(Exercise aim)
Restate the data exactly as given and keep the pictures out.
——————————
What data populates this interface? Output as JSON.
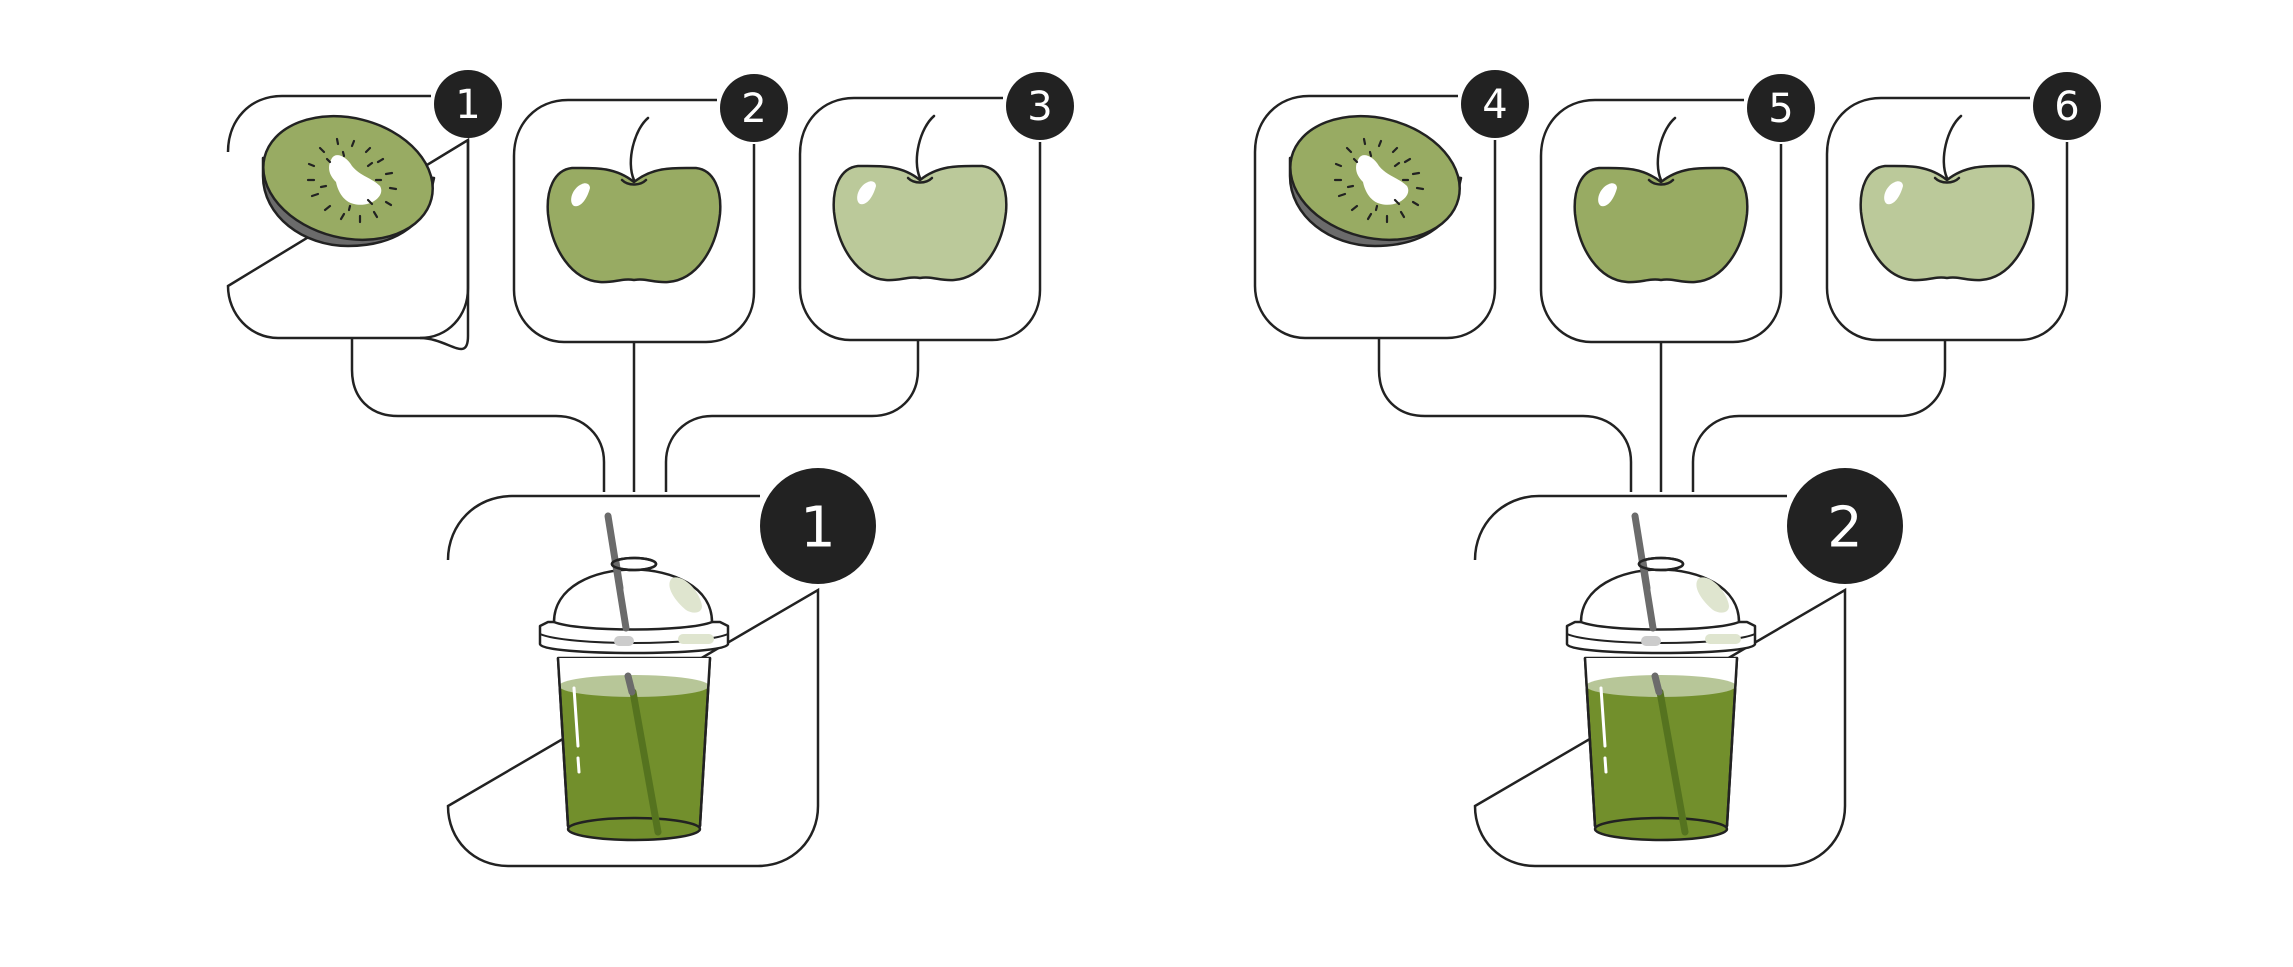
{
  "colors": {
    "stroke": "#222222",
    "badge_fill": "#222222",
    "badge_text": "#ffffff",
    "kiwi_green": "#98ab63",
    "kiwi_skin": "#6b6b6b",
    "apple_green": "#98ab63",
    "apple_light": "#bbc99a",
    "smoothie_green": "#728f2c",
    "smoothie_foam": "#b7c698",
    "straw": "#6b6b6b"
  },
  "groups": [
    {
      "result_badge": "1",
      "result_icon": "smoothie-cup-icon",
      "ingredients": [
        {
          "badge": "1",
          "icon": "kiwi-icon"
        },
        {
          "badge": "2",
          "icon": "green-apple-icon"
        },
        {
          "badge": "3",
          "icon": "light-green-apple-icon"
        }
      ]
    },
    {
      "result_badge": "2",
      "result_icon": "smoothie-cup-icon",
      "ingredients": [
        {
          "badge": "4",
          "icon": "kiwi-icon"
        },
        {
          "badge": "5",
          "icon": "green-apple-icon"
        },
        {
          "badge": "6",
          "icon": "light-green-apple-icon"
        }
      ]
    }
  ]
}
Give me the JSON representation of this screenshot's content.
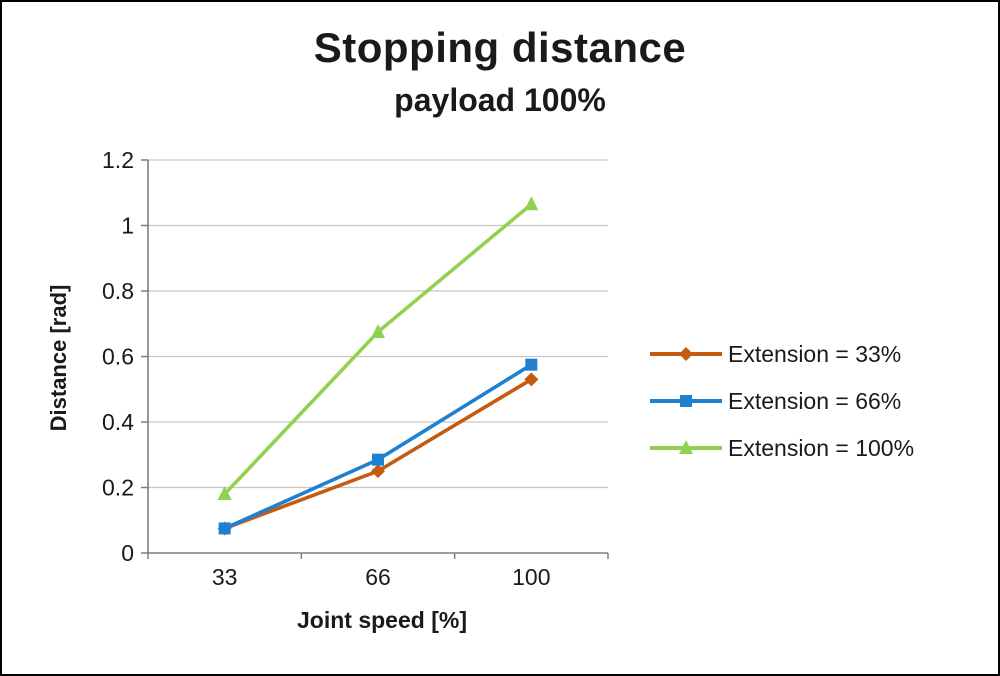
{
  "chart_data": {
    "type": "line",
    "title": "Stopping distance",
    "subtitle": "payload 100%",
    "xlabel": "Joint speed [%]",
    "ylabel": "Distance [rad]",
    "categories": [
      "33",
      "66",
      "100"
    ],
    "series": [
      {
        "name": "Extension = 33%",
        "color": "#c55a11",
        "marker": "diamond",
        "values": [
          0.075,
          0.25,
          0.53
        ]
      },
      {
        "name": "Extension = 66%",
        "color": "#2080d0",
        "marker": "square",
        "values": [
          0.075,
          0.285,
          0.575
        ]
      },
      {
        "name": "Extension = 100%",
        "color": "#92d050",
        "marker": "triangle",
        "values": [
          0.18,
          0.675,
          1.065
        ]
      }
    ],
    "ylim": [
      0,
      1.2
    ],
    "ytick_step": 0.2,
    "grid": true,
    "legend_position": "right",
    "axis_color": "#7f7f7f",
    "gridline_color": "#c6c6c6",
    "tick_label_color": "#1a1a1a"
  }
}
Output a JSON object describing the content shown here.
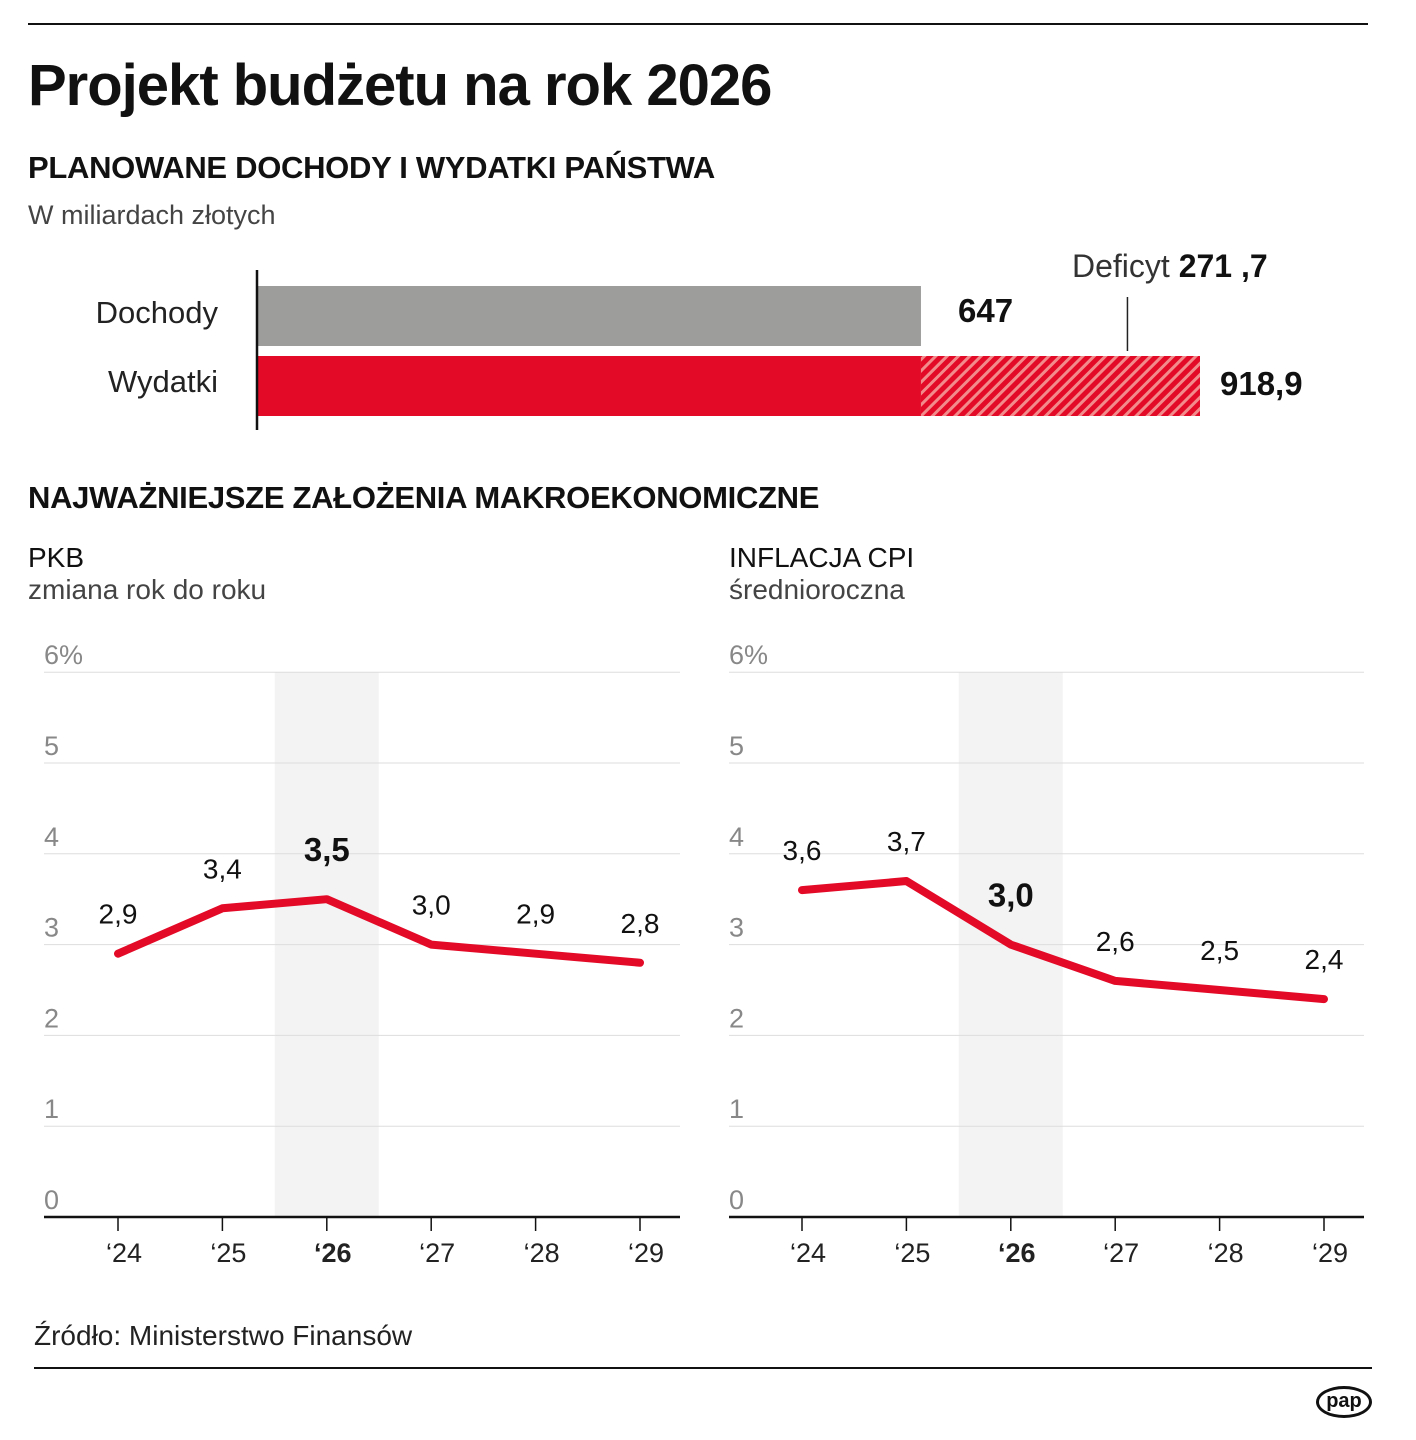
——————————
(Correct answer)
What data populates this interface? Output as JSON.
{
  "colors": {
    "stroke": "#222222",
    "badge_fill": "#222222",
    "badge_text": "#ffffff",
    "kiwi_green": "#98ab63",
    "kiwi_skin": "#6b6b6b",
    "apple_green": "#98ab63",
    "apple_light": "#bbc99a",
    "smoothie_green": "#728f2c",
    "smoothie_foam": "#b7c698",
    "straw": "#6b6b6b"
  },
  "groups": [
    {
      "result_badge": "1",
      "result_icon": "smoothie-cup-icon",
      "ingredients": [
        {
          "badge": "1",
          "icon": "kiwi-icon"
        },
        {
          "badge": "2",
          "icon": "green-apple-icon"
        },
        {
          "badge": "3",
          "icon": "light-green-apple-icon"
        }
      ]
    },
    {
      "result_badge": "2",
      "result_icon": "smoothie-cup-icon",
      "ingredients": [
        {
          "badge": "4",
          "icon": "kiwi-icon"
        },
        {
          "badge": "5",
          "icon": "green-apple-icon"
        },
        {
          "badge": "6",
          "icon": "light-green-apple-icon"
        }
      ]
    }
  ]
}
Give me the JSON representation of this screenshot's content.
{
  "chart_data": {
    "type": "line",
    "title": "Stopping distance",
    "subtitle": "payload 100%",
    "xlabel": "Joint speed [%]",
    "ylabel": "Distance [rad]",
    "categories": [
      "33",
      "66",
      "100"
    ],
    "series": [
      {
        "name": "Extension = 33%",
        "color": "#c55a11",
        "marker": "diamond",
        "values": [
          0.075,
          0.25,
          0.53
        ]
      },
      {
        "name": "Extension = 66%",
        "color": "#2080d0",
        "marker": "square",
        "values": [
          0.075,
          0.285,
          0.575
        ]
      },
      {
        "name": "Extension = 100%",
        "color": "#92d050",
        "marker": "triangle",
        "values": [
          0.18,
          0.675,
          1.065
        ]
      }
    ],
    "ylim": [
      0,
      1.2
    ],
    "ytick_step": 0.2,
    "grid": true,
    "legend_position": "right",
    "axis_color": "#7f7f7f",
    "gridline_color": "#c6c6c6",
    "tick_label_color": "#1a1a1a"
  }
}
Output a JSON object describing the content shown here.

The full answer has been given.